- What is expected -
Quote the full listing word for word.

- Exercise materials -

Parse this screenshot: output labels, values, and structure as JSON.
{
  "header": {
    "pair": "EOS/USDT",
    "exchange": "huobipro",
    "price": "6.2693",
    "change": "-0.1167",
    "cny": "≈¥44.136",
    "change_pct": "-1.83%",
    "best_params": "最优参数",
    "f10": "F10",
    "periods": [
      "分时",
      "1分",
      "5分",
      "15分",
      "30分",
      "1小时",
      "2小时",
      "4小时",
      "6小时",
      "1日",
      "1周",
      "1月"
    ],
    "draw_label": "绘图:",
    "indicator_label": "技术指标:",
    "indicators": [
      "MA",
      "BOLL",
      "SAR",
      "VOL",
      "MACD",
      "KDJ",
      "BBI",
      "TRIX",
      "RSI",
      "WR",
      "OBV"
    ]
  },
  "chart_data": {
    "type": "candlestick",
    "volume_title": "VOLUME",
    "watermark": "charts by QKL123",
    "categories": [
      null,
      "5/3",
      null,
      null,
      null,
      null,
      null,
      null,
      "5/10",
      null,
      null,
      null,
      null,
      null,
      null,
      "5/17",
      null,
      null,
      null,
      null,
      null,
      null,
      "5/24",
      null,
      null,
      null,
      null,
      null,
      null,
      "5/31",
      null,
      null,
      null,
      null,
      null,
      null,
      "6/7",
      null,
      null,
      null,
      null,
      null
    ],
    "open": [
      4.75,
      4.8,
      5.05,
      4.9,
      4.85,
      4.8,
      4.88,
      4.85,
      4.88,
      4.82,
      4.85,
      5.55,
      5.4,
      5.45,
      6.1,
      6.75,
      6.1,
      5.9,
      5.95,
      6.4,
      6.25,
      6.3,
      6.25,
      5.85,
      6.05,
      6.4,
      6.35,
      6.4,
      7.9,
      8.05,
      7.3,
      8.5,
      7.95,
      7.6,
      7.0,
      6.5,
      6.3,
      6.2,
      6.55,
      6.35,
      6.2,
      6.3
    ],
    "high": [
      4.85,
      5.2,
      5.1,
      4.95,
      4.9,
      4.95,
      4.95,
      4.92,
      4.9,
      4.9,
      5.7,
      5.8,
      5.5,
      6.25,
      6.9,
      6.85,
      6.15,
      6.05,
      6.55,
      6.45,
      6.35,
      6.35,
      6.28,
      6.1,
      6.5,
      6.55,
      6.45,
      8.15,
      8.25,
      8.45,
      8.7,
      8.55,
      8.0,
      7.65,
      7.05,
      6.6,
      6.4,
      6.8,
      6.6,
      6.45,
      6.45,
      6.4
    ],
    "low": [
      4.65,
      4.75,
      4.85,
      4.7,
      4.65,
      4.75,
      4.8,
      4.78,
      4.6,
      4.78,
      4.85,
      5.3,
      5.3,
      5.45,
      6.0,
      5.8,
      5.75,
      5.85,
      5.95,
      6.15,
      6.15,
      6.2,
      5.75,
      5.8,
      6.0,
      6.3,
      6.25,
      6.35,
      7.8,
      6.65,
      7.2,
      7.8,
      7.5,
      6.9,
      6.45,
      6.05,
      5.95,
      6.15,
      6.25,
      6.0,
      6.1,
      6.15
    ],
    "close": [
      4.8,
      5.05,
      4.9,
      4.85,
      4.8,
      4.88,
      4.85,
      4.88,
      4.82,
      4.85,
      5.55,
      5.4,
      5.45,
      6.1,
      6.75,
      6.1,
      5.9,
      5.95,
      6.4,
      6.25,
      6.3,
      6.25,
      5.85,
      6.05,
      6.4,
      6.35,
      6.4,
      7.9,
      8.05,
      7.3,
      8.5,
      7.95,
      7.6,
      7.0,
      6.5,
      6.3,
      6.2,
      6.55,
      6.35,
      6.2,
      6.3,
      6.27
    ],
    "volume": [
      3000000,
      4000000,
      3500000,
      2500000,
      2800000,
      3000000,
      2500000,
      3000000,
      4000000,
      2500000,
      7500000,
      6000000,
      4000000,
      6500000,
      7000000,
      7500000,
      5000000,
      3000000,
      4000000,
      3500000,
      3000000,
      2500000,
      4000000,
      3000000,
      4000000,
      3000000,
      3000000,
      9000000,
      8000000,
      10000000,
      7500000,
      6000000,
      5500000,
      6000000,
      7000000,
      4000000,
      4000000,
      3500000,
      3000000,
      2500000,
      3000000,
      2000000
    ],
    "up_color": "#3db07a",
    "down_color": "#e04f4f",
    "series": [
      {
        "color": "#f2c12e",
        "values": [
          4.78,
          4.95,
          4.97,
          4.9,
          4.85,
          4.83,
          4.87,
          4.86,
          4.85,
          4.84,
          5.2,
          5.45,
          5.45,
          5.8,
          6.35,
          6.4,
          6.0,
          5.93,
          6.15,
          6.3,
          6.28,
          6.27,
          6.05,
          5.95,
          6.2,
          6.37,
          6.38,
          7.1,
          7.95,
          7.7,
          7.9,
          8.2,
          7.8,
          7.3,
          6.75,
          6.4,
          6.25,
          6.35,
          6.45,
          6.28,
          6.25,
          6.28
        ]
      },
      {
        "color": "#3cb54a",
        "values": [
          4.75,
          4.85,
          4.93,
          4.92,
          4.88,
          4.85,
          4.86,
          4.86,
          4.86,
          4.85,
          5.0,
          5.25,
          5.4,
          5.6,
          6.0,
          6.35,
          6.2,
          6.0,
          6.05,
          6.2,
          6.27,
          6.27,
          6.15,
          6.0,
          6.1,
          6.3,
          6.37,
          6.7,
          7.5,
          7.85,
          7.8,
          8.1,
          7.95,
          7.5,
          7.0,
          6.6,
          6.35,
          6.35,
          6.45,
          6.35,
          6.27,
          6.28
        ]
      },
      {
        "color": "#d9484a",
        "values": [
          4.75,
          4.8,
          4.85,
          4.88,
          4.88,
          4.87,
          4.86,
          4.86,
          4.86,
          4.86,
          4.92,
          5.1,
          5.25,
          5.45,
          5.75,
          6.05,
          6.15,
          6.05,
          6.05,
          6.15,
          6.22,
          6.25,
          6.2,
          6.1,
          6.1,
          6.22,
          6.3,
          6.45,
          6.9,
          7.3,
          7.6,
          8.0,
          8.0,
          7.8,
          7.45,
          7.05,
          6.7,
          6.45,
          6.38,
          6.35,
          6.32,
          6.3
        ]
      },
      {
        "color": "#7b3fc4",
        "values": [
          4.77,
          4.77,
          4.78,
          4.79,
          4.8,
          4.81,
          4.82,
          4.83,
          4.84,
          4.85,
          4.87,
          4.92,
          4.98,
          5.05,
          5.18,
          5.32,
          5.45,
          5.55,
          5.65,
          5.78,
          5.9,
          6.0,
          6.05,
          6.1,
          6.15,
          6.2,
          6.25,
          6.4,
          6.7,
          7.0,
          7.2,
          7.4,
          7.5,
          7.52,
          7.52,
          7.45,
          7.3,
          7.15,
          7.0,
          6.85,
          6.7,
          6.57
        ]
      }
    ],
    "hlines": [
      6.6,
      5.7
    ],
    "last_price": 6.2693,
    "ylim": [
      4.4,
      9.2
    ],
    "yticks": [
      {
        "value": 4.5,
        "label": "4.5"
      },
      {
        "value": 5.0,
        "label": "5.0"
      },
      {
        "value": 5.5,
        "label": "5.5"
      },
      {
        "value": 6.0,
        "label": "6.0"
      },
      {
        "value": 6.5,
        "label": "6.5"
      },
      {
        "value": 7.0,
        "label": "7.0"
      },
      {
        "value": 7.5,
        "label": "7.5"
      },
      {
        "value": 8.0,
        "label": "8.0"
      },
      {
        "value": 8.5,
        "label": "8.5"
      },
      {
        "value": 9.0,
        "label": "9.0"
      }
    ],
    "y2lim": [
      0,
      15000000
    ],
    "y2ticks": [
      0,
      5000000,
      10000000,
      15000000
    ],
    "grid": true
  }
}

- The reply -
Parse this screenshot: output labels, values, and structure as JSON.
{
  "header": {
    "pair": "EOS/USDT",
    "exchange": "huobipro",
    "price": "6.2693",
    "change": "-0.1167",
    "cny": "≈¥44.136",
    "change_pct": "-1.83%",
    "best_params": "最优参数",
    "f10": "F10",
    "periods": [
      "分时",
      "1分",
      "5分",
      "15分",
      "30分",
      "1小时",
      "2小时",
      "4小时",
      "6小时",
      "1日",
      "1周",
      "1月"
    ],
    "draw_label": "绘图:",
    "indicator_label": "技术指标:",
    "indicators": [
      "MA",
      "BOLL",
      "SAR",
      "VOL",
      "MACD",
      "KDJ",
      "BBI",
      "TRIX",
      "RSI",
      "WR",
      "OBV"
    ]
  },
  "chart_data": {
    "type": "candlestick",
    "volume_title": "VOLUME",
    "watermark": "charts by QKL123",
    "categories": [
      null,
      "5/3",
      null,
      null,
      null,
      null,
      null,
      null,
      "5/10",
      null,
      null,
      null,
      null,
      null,
      null,
      "5/17",
      null,
      null,
      null,
      null,
      null,
      null,
      "5/24",
      null,
      null,
      null,
      null,
      null,
      null,
      "5/31",
      null,
      null,
      null,
      null,
      null,
      null,
      "6/7",
      null,
      null,
      null,
      null,
      null
    ],
    "open": [
      4.75,
      4.8,
      5.05,
      4.9,
      4.85,
      4.8,
      4.88,
      4.85,
      4.88,
      4.82,
      4.85,
      5.55,
      5.4,
      5.45,
      6.1,
      6.75,
      6.1,
      5.9,
      5.95,
      6.4,
      6.25,
      6.3,
      6.25,
      5.85,
      6.05,
      6.4,
      6.35,
      6.4,
      7.9,
      8.05,
      7.3,
      8.5,
      7.95,
      7.6,
      7.0,
      6.5,
      6.3,
      6.2,
      6.55,
      6.35,
      6.2,
      6.3
    ],
    "high": [
      4.85,
      5.2,
      5.1,
      4.95,
      4.9,
      4.95,
      4.95,
      4.92,
      4.9,
      4.9,
      5.7,
      5.8,
      5.5,
      6.25,
      6.9,
      6.85,
      6.15,
      6.05,
      6.55,
      6.45,
      6.35,
      6.35,
      6.28,
      6.1,
      6.5,
      6.55,
      6.45,
      8.15,
      8.25,
      8.45,
      8.7,
      8.55,
      8.0,
      7.65,
      7.05,
      6.6,
      6.4,
      6.8,
      6.6,
      6.45,
      6.45,
      6.4
    ],
    "low": [
      4.65,
      4.75,
      4.85,
      4.7,
      4.65,
      4.75,
      4.8,
      4.78,
      4.6,
      4.78,
      4.85,
      5.3,
      5.3,
      5.45,
      6.0,
      5.8,
      5.75,
      5.85,
      5.95,
      6.15,
      6.15,
      6.2,
      5.75,
      5.8,
      6.0,
      6.3,
      6.25,
      6.35,
      7.8,
      6.65,
      7.2,
      7.8,
      7.5,
      6.9,
      6.45,
      6.05,
      5.95,
      6.15,
      6.25,
      6.0,
      6.1,
      6.15
    ],
    "close": [
      4.8,
      5.05,
      4.9,
      4.85,
      4.8,
      4.88,
      4.85,
      4.88,
      4.82,
      4.85,
      5.55,
      5.4,
      5.45,
      6.1,
      6.75,
      6.1,
      5.9,
      5.95,
      6.4,
      6.25,
      6.3,
      6.25,
      5.85,
      6.05,
      6.4,
      6.35,
      6.4,
      7.9,
      8.05,
      7.3,
      8.5,
      7.95,
      7.6,
      7.0,
      6.5,
      6.3,
      6.2,
      6.55,
      6.35,
      6.2,
      6.3,
      6.27
    ],
    "volume": [
      3000000,
      4000000,
      3500000,
      2500000,
      2800000,
      3000000,
      2500000,
      3000000,
      4000000,
      2500000,
      7500000,
      6000000,
      4000000,
      6500000,
      7000000,
      7500000,
      5000000,
      3000000,
      4000000,
      3500000,
      3000000,
      2500000,
      4000000,
      3000000,
      4000000,
      3000000,
      3000000,
      9000000,
      8000000,
      10000000,
      7500000,
      6000000,
      5500000,
      6000000,
      7000000,
      4000000,
      4000000,
      3500000,
      3000000,
      2500000,
      3000000,
      2000000
    ],
    "up_color": "#3db07a",
    "down_color": "#e04f4f",
    "series": [
      {
        "color": "#f2c12e",
        "values": [
          4.78,
          4.95,
          4.97,
          4.9,
          4.85,
          4.83,
          4.87,
          4.86,
          4.85,
          4.84,
          5.2,
          5.45,
          5.45,
          5.8,
          6.35,
          6.4,
          6.0,
          5.93,
          6.15,
          6.3,
          6.28,
          6.27,
          6.05,
          5.95,
          6.2,
          6.37,
          6.38,
          7.1,
          7.95,
          7.7,
          7.9,
          8.2,
          7.8,
          7.3,
          6.75,
          6.4,
          6.25,
          6.35,
          6.45,
          6.28,
          6.25,
          6.28
        ]
      },
      {
        "color": "#3cb54a",
        "values": [
          4.75,
          4.85,
          4.93,
          4.92,
          4.88,
          4.85,
          4.86,
          4.86,
          4.86,
          4.85,
          5.0,
          5.25,
          5.4,
          5.6,
          6.0,
          6.35,
          6.2,
          6.0,
          6.05,
          6.2,
          6.27,
          6.27,
          6.15,
          6.0,
          6.1,
          6.3,
          6.37,
          6.7,
          7.5,
          7.85,
          7.8,
          8.1,
          7.95,
          7.5,
          7.0,
          6.6,
          6.35,
          6.35,
          6.45,
          6.35,
          6.27,
          6.28
        ]
      },
      {
        "color": "#d9484a",
        "values": [
          4.75,
          4.8,
          4.85,
          4.88,
          4.88,
          4.87,
          4.86,
          4.86,
          4.86,
          4.86,
          4.92,
          5.1,
          5.25,
          5.45,
          5.75,
          6.05,
          6.15,
          6.05,
          6.05,
          6.15,
          6.22,
          6.25,
          6.2,
          6.1,
          6.1,
          6.22,
          6.3,
          6.45,
          6.9,
          7.3,
          7.6,
          8.0,
          8.0,
          7.8,
          7.45,
          7.05,
          6.7,
          6.45,
          6.38,
          6.35,
          6.32,
          6.3
        ]
      },
      {
        "color": "#7b3fc4",
        "values": [
          4.77,
          4.77,
          4.78,
          4.79,
          4.8,
          4.81,
          4.82,
          4.83,
          4.84,
          4.85,
          4.87,
          4.92,
          4.98,
          5.05,
          5.18,
          5.32,
          5.45,
          5.55,
          5.65,
          5.78,
          5.9,
          6.0,
          6.05,
          6.1,
          6.15,
          6.2,
          6.25,
          6.4,
          6.7,
          7.0,
          7.2,
          7.4,
          7.5,
          7.52,
          7.52,
          7.45,
          7.3,
          7.15,
          7.0,
          6.85,
          6.7,
          6.57
        ]
      }
    ],
    "hlines": [
      6.6,
      5.7
    ],
    "last_price": 6.2693,
    "ylim": [
      4.4,
      9.2
    ],
    "yticks": [
      {
        "value": 4.5,
        "label": "4.5"
      },
      {
        "value": 5.0,
        "label": "5.0"
      },
      {
        "value": 5.5,
        "label": "5.5"
      },
      {
        "value": 6.0,
        "label": "6.0"
      },
      {
        "value": 6.5,
        "label": "6.5"
      },
      {
        "value": 7.0,
        "label": "7.0"
      },
      {
        "value": 7.5,
        "label": "7.5"
      },
      {
        "value": 8.0,
        "label": "8.0"
      },
      {
        "value": 8.5,
        "label": "8.5"
      },
      {
        "value": 9.0,
        "label": "9.0"
      }
    ],
    "y2lim": [
      0,
      15000000
    ],
    "y2ticks": [
      0,
      5000000,
      10000000,
      15000000
    ],
    "grid": true
  }
}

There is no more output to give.